■ **Directive**: Write out all the material exactly. Leave nothing out.

START Data extract

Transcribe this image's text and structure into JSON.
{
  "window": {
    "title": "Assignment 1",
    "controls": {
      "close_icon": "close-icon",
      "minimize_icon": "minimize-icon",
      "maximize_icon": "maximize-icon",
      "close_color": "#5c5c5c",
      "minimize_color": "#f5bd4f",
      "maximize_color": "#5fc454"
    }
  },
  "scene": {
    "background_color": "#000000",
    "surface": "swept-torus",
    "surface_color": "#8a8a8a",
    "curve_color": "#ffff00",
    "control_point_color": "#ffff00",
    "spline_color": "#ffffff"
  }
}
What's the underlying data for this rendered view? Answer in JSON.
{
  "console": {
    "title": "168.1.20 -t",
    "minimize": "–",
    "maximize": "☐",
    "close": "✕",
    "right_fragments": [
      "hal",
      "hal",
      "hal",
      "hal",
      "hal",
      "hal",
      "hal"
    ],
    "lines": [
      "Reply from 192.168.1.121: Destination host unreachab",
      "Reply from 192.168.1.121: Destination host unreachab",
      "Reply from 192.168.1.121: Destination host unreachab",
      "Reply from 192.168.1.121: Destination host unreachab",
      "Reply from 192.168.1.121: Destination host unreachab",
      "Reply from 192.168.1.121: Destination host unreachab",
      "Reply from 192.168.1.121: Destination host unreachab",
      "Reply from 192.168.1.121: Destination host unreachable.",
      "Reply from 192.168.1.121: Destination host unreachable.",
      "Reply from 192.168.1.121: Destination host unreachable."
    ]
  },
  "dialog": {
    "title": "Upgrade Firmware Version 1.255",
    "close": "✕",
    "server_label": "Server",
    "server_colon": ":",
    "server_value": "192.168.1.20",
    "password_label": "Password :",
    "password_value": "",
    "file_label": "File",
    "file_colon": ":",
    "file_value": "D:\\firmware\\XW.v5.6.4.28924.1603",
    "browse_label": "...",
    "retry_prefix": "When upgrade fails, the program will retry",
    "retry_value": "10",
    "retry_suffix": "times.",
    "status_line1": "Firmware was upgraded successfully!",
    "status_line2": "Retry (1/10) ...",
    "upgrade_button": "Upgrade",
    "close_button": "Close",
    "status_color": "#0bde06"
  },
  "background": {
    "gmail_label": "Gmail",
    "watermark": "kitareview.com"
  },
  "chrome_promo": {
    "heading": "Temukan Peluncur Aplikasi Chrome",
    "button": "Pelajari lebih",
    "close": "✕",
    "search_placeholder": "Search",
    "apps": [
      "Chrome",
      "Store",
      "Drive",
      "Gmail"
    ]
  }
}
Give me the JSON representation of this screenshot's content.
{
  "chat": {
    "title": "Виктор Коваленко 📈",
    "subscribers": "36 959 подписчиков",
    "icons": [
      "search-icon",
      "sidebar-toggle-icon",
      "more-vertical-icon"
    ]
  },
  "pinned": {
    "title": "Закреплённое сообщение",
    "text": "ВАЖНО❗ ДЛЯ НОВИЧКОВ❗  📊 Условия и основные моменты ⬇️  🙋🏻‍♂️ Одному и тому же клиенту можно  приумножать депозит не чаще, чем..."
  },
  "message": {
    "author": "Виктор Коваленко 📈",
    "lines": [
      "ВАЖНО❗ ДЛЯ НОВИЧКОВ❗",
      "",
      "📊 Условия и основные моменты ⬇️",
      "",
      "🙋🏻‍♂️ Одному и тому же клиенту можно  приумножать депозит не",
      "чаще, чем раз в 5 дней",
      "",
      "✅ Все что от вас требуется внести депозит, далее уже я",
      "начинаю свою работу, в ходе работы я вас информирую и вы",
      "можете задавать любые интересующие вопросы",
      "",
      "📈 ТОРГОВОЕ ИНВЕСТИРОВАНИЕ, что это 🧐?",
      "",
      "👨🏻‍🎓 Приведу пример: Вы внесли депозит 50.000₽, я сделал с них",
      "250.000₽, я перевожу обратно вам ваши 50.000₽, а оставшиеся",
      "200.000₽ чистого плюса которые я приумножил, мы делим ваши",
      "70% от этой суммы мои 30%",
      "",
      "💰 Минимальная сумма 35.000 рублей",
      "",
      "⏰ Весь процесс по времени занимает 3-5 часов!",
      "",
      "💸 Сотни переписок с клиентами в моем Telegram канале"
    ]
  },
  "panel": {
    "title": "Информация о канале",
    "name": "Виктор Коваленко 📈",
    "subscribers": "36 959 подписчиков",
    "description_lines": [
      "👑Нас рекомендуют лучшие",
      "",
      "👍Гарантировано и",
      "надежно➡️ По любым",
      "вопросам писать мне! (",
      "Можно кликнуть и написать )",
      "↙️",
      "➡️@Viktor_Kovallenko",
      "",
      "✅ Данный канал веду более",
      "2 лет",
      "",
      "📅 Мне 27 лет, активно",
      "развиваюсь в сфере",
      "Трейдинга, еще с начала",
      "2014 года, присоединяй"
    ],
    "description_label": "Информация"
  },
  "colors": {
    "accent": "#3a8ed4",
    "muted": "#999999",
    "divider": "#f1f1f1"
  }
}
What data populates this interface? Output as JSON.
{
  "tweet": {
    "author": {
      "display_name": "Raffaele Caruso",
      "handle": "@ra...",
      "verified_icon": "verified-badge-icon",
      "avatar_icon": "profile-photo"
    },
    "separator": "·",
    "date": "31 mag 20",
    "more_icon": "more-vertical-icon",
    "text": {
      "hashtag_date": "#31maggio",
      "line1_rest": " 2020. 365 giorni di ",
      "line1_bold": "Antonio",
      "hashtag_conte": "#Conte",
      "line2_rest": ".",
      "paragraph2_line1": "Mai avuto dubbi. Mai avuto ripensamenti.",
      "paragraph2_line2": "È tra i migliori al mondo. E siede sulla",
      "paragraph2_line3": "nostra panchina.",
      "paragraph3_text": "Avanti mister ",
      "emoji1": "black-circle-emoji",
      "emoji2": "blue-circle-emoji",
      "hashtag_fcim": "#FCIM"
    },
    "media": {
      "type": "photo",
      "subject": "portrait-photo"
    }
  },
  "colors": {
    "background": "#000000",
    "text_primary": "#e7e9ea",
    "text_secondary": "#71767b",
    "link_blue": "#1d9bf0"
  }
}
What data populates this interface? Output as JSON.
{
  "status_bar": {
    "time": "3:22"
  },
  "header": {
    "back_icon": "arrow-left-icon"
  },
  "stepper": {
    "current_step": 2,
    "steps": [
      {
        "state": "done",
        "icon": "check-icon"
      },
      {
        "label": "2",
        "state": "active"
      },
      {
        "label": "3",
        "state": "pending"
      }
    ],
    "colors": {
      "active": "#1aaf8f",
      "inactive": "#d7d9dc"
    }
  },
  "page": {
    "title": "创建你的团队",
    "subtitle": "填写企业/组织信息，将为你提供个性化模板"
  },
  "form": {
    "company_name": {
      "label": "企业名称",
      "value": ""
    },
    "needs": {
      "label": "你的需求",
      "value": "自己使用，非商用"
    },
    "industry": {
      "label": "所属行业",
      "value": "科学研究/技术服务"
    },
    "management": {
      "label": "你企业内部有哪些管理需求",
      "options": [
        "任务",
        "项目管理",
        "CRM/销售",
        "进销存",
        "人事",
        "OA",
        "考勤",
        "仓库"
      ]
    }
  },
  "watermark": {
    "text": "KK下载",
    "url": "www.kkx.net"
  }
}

END Data extract

■ **Answer for the task**:
Transcribe this image's text and structure into JSON.
{
  "window": {
    "title": "Assignment 1",
    "controls": {
      "close_icon": "close-icon",
      "minimize_icon": "minimize-icon",
      "maximize_icon": "maximize-icon",
      "close_color": "#5c5c5c",
      "minimize_color": "#f5bd4f",
      "maximize_color": "#5fc454"
    }
  },
  "scene": {
    "background_color": "#000000",
    "surface": "swept-torus",
    "surface_color": "#8a8a8a",
    "curve_color": "#ffff00",
    "control_point_color": "#ffff00",
    "spline_color": "#ffffff"
  }
}
What's the underlying data for this rendered view? Answer in JSON.
{
  "console": {
    "title": "168.1.20 -t",
    "minimize": "–",
    "maximize": "☐",
    "close": "✕",
    "right_fragments": [
      "hal",
      "hal",
      "hal",
      "hal",
      "hal",
      "hal",
      "hal"
    ],
    "lines": [
      "Reply from 192.168.1.121: Destination host unreachab",
      "Reply from 192.168.1.121: Destination host unreachab",
      "Reply from 192.168.1.121: Destination host unreachab",
      "Reply from 192.168.1.121: Destination host unreachab",
      "Reply from 192.168.1.121: Destination host unreachab",
      "Reply from 192.168.1.121: Destination host unreachab",
      "Reply from 192.168.1.121: Destination host unreachab",
      "Reply from 192.168.1.121: Destination host unreachable.",
      "Reply from 192.168.1.121: Destination host unreachable.",
      "Reply from 192.168.1.121: Destination host unreachable."
    ]
  },
  "dialog": {
    "title": "Upgrade Firmware Version 1.255",
    "close": "✕",
    "server_label": "Server",
    "server_colon": ":",
    "server_value": "192.168.1.20",
    "password_label": "Password :",
    "password_value": "",
    "file_label": "File",
    "file_colon": ":",
    "file_value": "D:\\firmware\\XW.v5.6.4.28924.1603",
    "browse_label": "...",
    "retry_prefix": "When upgrade fails, the program will retry",
    "retry_value": "10",
    "retry_suffix": "times.",
    "status_line1": "Firmware was upgraded successfully!",
    "status_line2": "Retry (1/10) ...",
    "upgrade_button": "Upgrade",
    "close_button": "Close",
    "status_color": "#0bde06"
  },
  "background": {
    "gmail_label": "Gmail",
    "watermark": "kitareview.com"
  },
  "chrome_promo": {
    "heading": "Temukan Peluncur Aplikasi Chrome",
    "button": "Pelajari lebih",
    "close": "✕",
    "search_placeholder": "Search",
    "apps": [
      "Chrome",
      "Store",
      "Drive",
      "Gmail"
    ]
  }
}
Give me the JSON representation of this screenshot's content.
{
  "chat": {
    "title": "Виктор Коваленко 📈",
    "subscribers": "36 959 подписчиков",
    "icons": [
      "search-icon",
      "sidebar-toggle-icon",
      "more-vertical-icon"
    ]
  },
  "pinned": {
    "title": "Закреплённое сообщение",
    "text": "ВАЖНО❗ ДЛЯ НОВИЧКОВ❗  📊 Условия и основные моменты ⬇️  🙋🏻‍♂️ Одному и тому же клиенту можно  приумножать депозит не чаще, чем..."
  },
  "message": {
    "author": "Виктор Коваленко 📈",
    "lines": [
      "ВАЖНО❗ ДЛЯ НОВИЧКОВ❗",
      "",
      "📊 Условия и основные моменты ⬇️",
      "",
      "🙋🏻‍♂️ Одному и тому же клиенту можно  приумножать депозит не",
      "чаще, чем раз в 5 дней",
      "",
      "✅ Все что от вас требуется внести депозит, далее уже я",
      "начинаю свою работу, в ходе работы я вас информирую и вы",
      "можете задавать любые интересующие вопросы",
      "",
      "📈 ТОРГОВОЕ ИНВЕСТИРОВАНИЕ, что это 🧐?",
      "",
      "👨🏻‍🎓 Приведу пример: Вы внесли депозит 50.000₽, я сделал с них",
      "250.000₽, я перевожу обратно вам ваши 50.000₽, а оставшиеся",
      "200.000₽ чистого плюса которые я приумножил, мы делим ваши",
      "70% от этой суммы мои 30%",
      "",
      "💰 Минимальная сумма 35.000 рублей",
      "",
      "⏰ Весь процесс по времени занимает 3-5 часов!",
      "",
      "💸 Сотни переписок с клиентами в моем Telegram канале"
    ]
  },
  "panel": {
    "title": "Информация о канале",
    "name": "Виктор Коваленко 📈",
    "subscribers": "36 959 подписчиков",
    "description_lines": [
      "👑Нас рекомендуют лучшие",
      "",
      "👍Гарантировано и",
      "надежно➡️ По любым",
      "вопросам писать мне! (",
      "Можно кликнуть и написать )",
      "↙️",
      "➡️@Viktor_Kovallenko",
      "",
      "✅ Данный канал веду более",
      "2 лет",
      "",
      "📅 Мне 27 лет, активно",
      "развиваюсь в сфере",
      "Трейдинга, еще с начала",
      "2014 года, присоединяй"
    ],
    "description_label": "Информация"
  },
  "colors": {
    "accent": "#3a8ed4",
    "muted": "#999999",
    "divider": "#f1f1f1"
  }
}
What data populates this interface? Output as JSON.
{
  "tweet": {
    "author": {
      "display_name": "Raffaele Caruso",
      "handle": "@ra...",
      "verified_icon": "verified-badge-icon",
      "avatar_icon": "profile-photo"
    },
    "separator": "·",
    "date": "31 mag 20",
    "more_icon": "more-vertical-icon",
    "text": {
      "hashtag_date": "#31maggio",
      "line1_rest": " 2020. 365 giorni di ",
      "line1_bold": "Antonio",
      "hashtag_conte": "#Conte",
      "line2_rest": ".",
      "paragraph2_line1": "Mai avuto dubbi. Mai avuto ripensamenti.",
      "paragraph2_line2": "È tra i migliori al mondo. E siede sulla",
      "paragraph2_line3": "nostra panchina.",
      "paragraph3_text": "Avanti mister ",
      "emoji1": "black-circle-emoji",
      "emoji2": "blue-circle-emoji",
      "hashtag_fcim": "#FCIM"
    },
    "media": {
      "type": "photo",
      "subject": "portrait-photo"
    }
  },
  "colors": {
    "background": "#000000",
    "text_primary": "#e7e9ea",
    "text_secondary": "#71767b",
    "link_blue": "#1d9bf0"
  }
}
What data populates this interface? Output as JSON.
{
  "status_bar": {
    "time": "3:22"
  },
  "header": {
    "back_icon": "arrow-left-icon"
  },
  "stepper": {
    "current_step": 2,
    "steps": [
      {
        "state": "done",
        "icon": "check-icon"
      },
      {
        "label": "2",
        "state": "active"
      },
      {
        "label": "3",
        "state": "pending"
      }
    ],
    "colors": {
      "active": "#1aaf8f",
      "inactive": "#d7d9dc"
    }
  },
  "page": {
    "title": "创建你的团队",
    "subtitle": "填写企业/组织信息，将为你提供个性化模板"
  },
  "form": {
    "company_name": {
      "label": "企业名称",
      "value": ""
    },
    "needs": {
      "label": "你的需求",
      "value": "自己使用，非商用"
    },
    "industry": {
      "label": "所属行业",
      "value": "科学研究/技术服务"
    },
    "management": {
      "label": "你企业内部有哪些管理需求",
      "options": [
        "任务",
        "项目管理",
        "CRM/销售",
        "进销存",
        "人事",
        "OA",
        "考勤",
        "仓库"
      ]
    }
  },
  "watermark": {
    "text": "KK下载",
    "url": "www.kkx.net"
  }
}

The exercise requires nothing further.